WHAT IS BEING ASKED: Copy out each line of the material below that holds the string "data".

######

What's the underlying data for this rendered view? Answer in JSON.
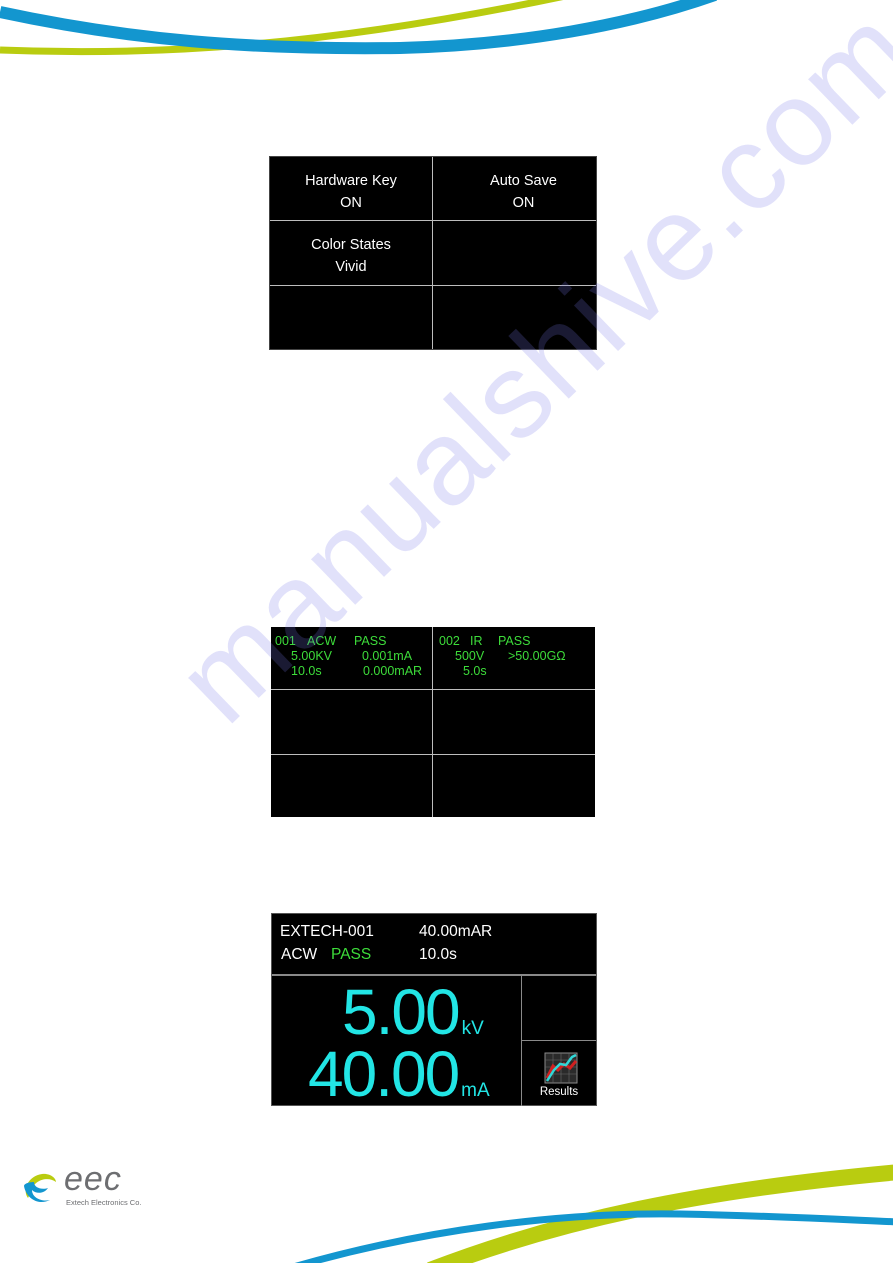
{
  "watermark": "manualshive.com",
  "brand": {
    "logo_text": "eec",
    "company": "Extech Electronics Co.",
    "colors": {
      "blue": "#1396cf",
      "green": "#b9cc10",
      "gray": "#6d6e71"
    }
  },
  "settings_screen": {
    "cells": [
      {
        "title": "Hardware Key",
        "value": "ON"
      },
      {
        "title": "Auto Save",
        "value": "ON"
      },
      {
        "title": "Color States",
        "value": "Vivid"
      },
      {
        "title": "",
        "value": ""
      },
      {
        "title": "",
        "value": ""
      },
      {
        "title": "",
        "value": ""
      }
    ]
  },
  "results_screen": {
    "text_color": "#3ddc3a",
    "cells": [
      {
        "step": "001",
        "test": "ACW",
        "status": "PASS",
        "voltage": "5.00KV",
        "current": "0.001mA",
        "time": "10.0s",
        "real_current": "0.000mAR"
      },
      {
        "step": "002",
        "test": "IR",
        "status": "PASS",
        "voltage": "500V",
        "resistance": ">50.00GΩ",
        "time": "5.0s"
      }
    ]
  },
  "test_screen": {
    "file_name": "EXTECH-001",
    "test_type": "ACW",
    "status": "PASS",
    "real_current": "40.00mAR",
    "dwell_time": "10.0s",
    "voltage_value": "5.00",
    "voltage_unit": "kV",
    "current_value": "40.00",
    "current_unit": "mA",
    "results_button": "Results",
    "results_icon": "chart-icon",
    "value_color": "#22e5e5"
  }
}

######

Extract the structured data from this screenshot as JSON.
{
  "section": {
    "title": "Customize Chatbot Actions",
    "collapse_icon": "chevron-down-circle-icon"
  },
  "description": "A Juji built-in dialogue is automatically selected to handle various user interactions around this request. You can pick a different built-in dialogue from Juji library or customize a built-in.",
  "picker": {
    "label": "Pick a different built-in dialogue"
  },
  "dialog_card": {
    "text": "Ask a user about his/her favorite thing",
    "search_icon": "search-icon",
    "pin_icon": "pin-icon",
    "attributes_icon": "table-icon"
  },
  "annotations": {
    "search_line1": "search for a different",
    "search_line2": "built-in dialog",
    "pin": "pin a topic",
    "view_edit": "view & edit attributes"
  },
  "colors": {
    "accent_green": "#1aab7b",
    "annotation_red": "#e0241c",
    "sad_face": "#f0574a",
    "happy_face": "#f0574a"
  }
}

######

SOLUTION TO THE PROBLEM:
What's the underlying data for this rendered view? Answer in JSON.
Extract the structured data from this screenshot as JSON.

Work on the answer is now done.